■ What is needed
Any picture among the records should be left out, please; retype the rest exactly.

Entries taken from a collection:
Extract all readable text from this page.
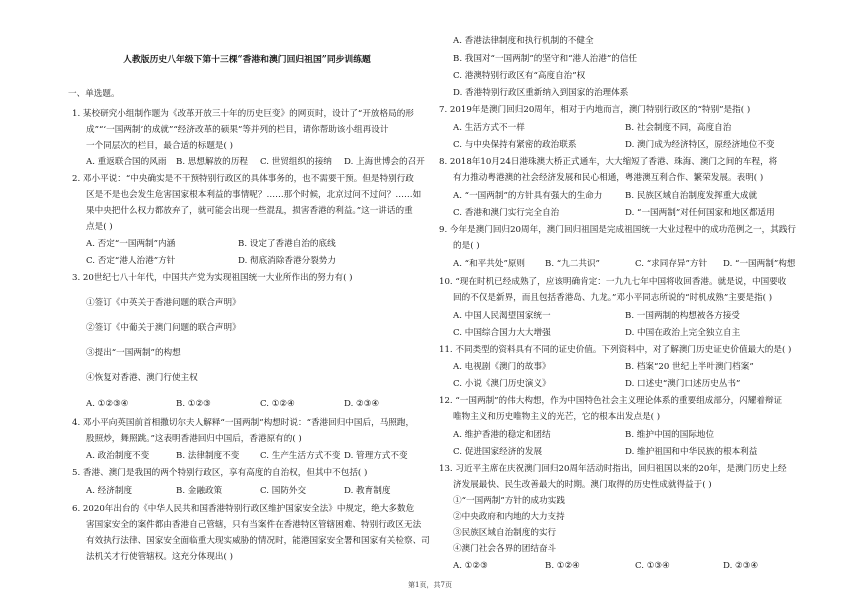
人教版历史八年级下第十三棵“香港和澳门回归祖国”同步训练题
一、单选题。
1. 某校研究小组制作题为《改革开放三十年的历史巨变》的网页时，设计了“开放格局的形
成”“‘一国两制’的成就”“经济改革的硕果”等并列的栏目，请你帮助该小组再设计
一个同层次的栏目，最合适的标题是( )
A. 重返联合国的风雨 B. 思想解放的历程 C. 世贸组织的接纳 D. 上海世博会的召开
2. 邓小平说：“中央确实是不干预特别行政区的具体事务的，也不需要干预。但是特别行政
区是不是也会发生危害国家根本利益的事情呢？……那个时候，北京过问不过问？……如
果中央把什么权力都放弃了，就可能会出现一些混乱，损害香港的利益。”这一讲话的重
点是( )
A. 否定“一国两制”内涵	B. 设定了香港自治的底线
C. 否定“港人治港”方针	D. 彻底消除香港分裂势力
3. 20世纪七八十年代，中国共产党为实现祖国统一大业所作出的努力有( )
①签订《中英关于香港问题的联合声明》
②签订《中葡关于澳门问题的联合声明》
③提出“一国两制”的构想
④恢复对香港、澳门行使主权
A. ①②③④	B. ①②③	C. ①②④	D. ②③④
4. 邓小平向英国前首相撒切尔夫人解释“一国两制”构想时说：“香港回归中国后，马照跑，
股照炒，舞照跳。”这表明香港回归中国后，香港原有的( )
A. 政治制度不变	B. 法律制度不变 C. 生产生活方式不变 D. 管理方式不变
5. 香港、澳门是我国的两个特别行政区，享有高度的自治权，但其中不包括( )
A. 经济制度	B. 金融政策	C. 国防外交	D. 教育制度
6. 2020年出台的《中华人民共和国香港特别行政区维护国家安全法》中规定，绝大多数危
害国家安全的案件都由香港自己管辖，只有当案件在香港特区管辖困难、特别行政区无法
有效执行法律、国家安全面临重大现实威胁的情况时，能港国家安全署和国家有关检察、司
法机关才行使管辖权。这充分体现出( )
A. 香港法律制度和执行机制的不健全
B. 我国对“一国两制”的坚守和“港人治港”的信任
C. 港澳特别行政区有“高度自治”权
D. 香港特别行政区重新纳入到国家的治理体系
7. 2019年是澳门回归20周年，相对于内地而言，澳门特别行政区的“特别”是指( )
A. 生活方式不一样	B. 社会制度不同，高度自治
C. 与中央保持有紧密的政治联系	D. 澳门成为经济特区，原经济地位不变
8. 2018年10月24日港珠澳大桥正式通车，大大缩短了香港、珠海、澳门之间的车程，将
有力推动粤港澳的社会经济发展和民心相通，粤港澳互利合作、繁荣发展。表明( )
A. “一国两制”的方针具有强大的生命力	B. 民族区域自治制度发挥重大成就
C. 香港和澳门实行完全自治	D. “一国两制”对任何国家和地区都适用
9. 今年是澳门回归20周年，澳门回归祖国是完成祖国统一大业过程中的成功范例之一，其践行
的是( )
A. “和平共处”原则 B. “九二共识”	C. “求同存异”方针 D. “一国两制”构想
10. “现在时机已经成熟了，应该明确肯定：一九九七年中国将收回香港。就是说，中国要收
回的不仅是新界，而且包括香港岛、九龙。”邓小平同志所说的“时机成熟”主要是指( )
A. 中国人民渴望国家统一	B. 一国两制的构想被各方接受
C. 中国综合国力大大增强	D. 中国在政治上完全独立自主
11. 不同类型的资料具有不同的证史价值。下列资料中，对了解澳门历史证史价值最大的是( )
A. 电视剧《澳门的故事》	B. 档案“20 世纪上半叶澳门档案”
C. 小说《澳门历史演义》	D. 口述史“澳门口述历史丛书”
12. “一国两制”的伟大构想，作为中国特色社会主义理论体系的重要组成部分，闪耀着辩证
唯物主义和历史唯物主义的光芒，它的根本出发点是( )
A. 维护香港的稳定和团结	B. 维护中国的国际地位
C. 促进国家经济的发展	D. 维护祖国和中华民族的根本利益
13. 习近平主席在庆祝澳门回归20周年活动时指出，回归祖国以来的20年，是澳门历史上经
济发展最快、民生改善最大的时期。澳门取得的历史性成就得益于( )
①“一国两制”方针的成功实践
②中央政府和内地的大力支持
③民族区域自治制度的实行
④澳门社会各界的团结奋斗
A. ①②③	B. ①②④	C. ①③④	D. ②③④
第1页，共7页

■ Final result
Extract all readable text from this page.
人教版历史八年级下第十三棵“香港和澳门回归祖国”同步训练题
一、单选题。
1. 某校研究小组制作题为《改革开放三十年的历史巨变》的网页时，设计了“开放格局的形
成”“‘一国两制’的成就”“经济改革的硕果”等并列的栏目，请你帮助该小组再设计
一个同层次的栏目，最合适的标题是( )
A. 重返联合国的风雨 B. 思想解放的历程 C. 世贸组织的接纳 D. 上海世博会的召开
2. 邓小平说：“中央确实是不干预特别行政区的具体事务的，也不需要干预。但是特别行政
区是不是也会发生危害国家根本利益的事情呢？……那个时候，北京过问不过问？……如
果中央把什么权力都放弃了，就可能会出现一些混乱，损害香港的利益。”这一讲话的重
点是( )
A. 否定“一国两制”内涵	B. 设定了香港自治的底线
C. 否定“港人治港”方针	D. 彻底消除香港分裂势力
3. 20世纪七八十年代，中国共产党为实现祖国统一大业所作出的努力有( )
①签订《中英关于香港问题的联合声明》
②签订《中葡关于澳门问题的联合声明》
③提出“一国两制”的构想
④恢复对香港、澳门行使主权
A. ①②③④	B. ①②③	C. ①②④	D. ②③④
4. 邓小平向英国前首相撒切尔夫人解释“一国两制”构想时说：“香港回归中国后，马照跑，
股照炒，舞照跳。”这表明香港回归中国后，香港原有的( )
A. 政治制度不变	B. 法律制度不变 C. 生产生活方式不变 D. 管理方式不变
5. 香港、澳门是我国的两个特别行政区，享有高度的自治权，但其中不包括( )
A. 经济制度	B. 金融政策	C. 国防外交	D. 教育制度
6. 2020年出台的《中华人民共和国香港特别行政区维护国家安全法》中规定，绝大多数危
害国家安全的案件都由香港自己管辖，只有当案件在香港特区管辖困难、特别行政区无法
有效执行法律、国家安全面临重大现实威胁的情况时，能港国家安全署和国家有关检察、司
法机关才行使管辖权。这充分体现出( )
A. 香港法律制度和执行机制的不健全
B. 我国对“一国两制”的坚守和“港人治港”的信任
C. 港澳特别行政区有“高度自治”权
D. 香港特别行政区重新纳入到国家的治理体系
7. 2019年是澳门回归20周年，相对于内地而言，澳门特别行政区的“特别”是指( )
A. 生活方式不一样	B. 社会制度不同，高度自治
C. 与中央保持有紧密的政治联系	D. 澳门成为经济特区，原经济地位不变
8. 2018年10月24日港珠澳大桥正式通车，大大缩短了香港、珠海、澳门之间的车程，将
有力推动粤港澳的社会经济发展和民心相通，粤港澳互利合作、繁荣发展。表明( )
A. “一国两制”的方针具有强大的生命力	B. 民族区域自治制度发挥重大成就
C. 香港和澳门实行完全自治	D. “一国两制”对任何国家和地区都适用
9. 今年是澳门回归20周年，澳门回归祖国是完成祖国统一大业过程中的成功范例之一，其践行
的是( )
A. “和平共处”原则 B. “九二共识”	C. “求同存异”方针 D. “一国两制”构想
10. “现在时机已经成熟了，应该明确肯定：一九九七年中国将收回香港。就是说，中国要收
回的不仅是新界，而且包括香港岛、九龙。”邓小平同志所说的“时机成熟”主要是指( )
A. 中国人民渴望国家统一	B. 一国两制的构想被各方接受
C. 中国综合国力大大增强	D. 中国在政治上完全独立自主
11. 不同类型的资料具有不同的证史价值。下列资料中，对了解澳门历史证史价值最大的是( )
A. 电视剧《澳门的故事》	B. 档案“20 世纪上半叶澳门档案”
C. 小说《澳门历史演义》	D. 口述史“澳门口述历史丛书”
12. “一国两制”的伟大构想，作为中国特色社会主义理论体系的重要组成部分，闪耀着辩证
唯物主义和历史唯物主义的光芒，它的根本出发点是( )
A. 维护香港的稳定和团结	B. 维护中国的国际地位
C. 促进国家经济的发展	D. 维护祖国和中华民族的根本利益
13. 习近平主席在庆祝澳门回归20周年活动时指出，回归祖国以来的20年，是澳门历史上经
济发展最快、民生改善最大的时期。澳门取得的历史性成就得益于( )
①“一国两制”方针的成功实践
②中央政府和内地的大力支持
③民族区域自治制度的实行
④澳门社会各界的团结奋斗
A. ①②③	B. ①②④	C. ①③④	D. ②③④
第1页，共7页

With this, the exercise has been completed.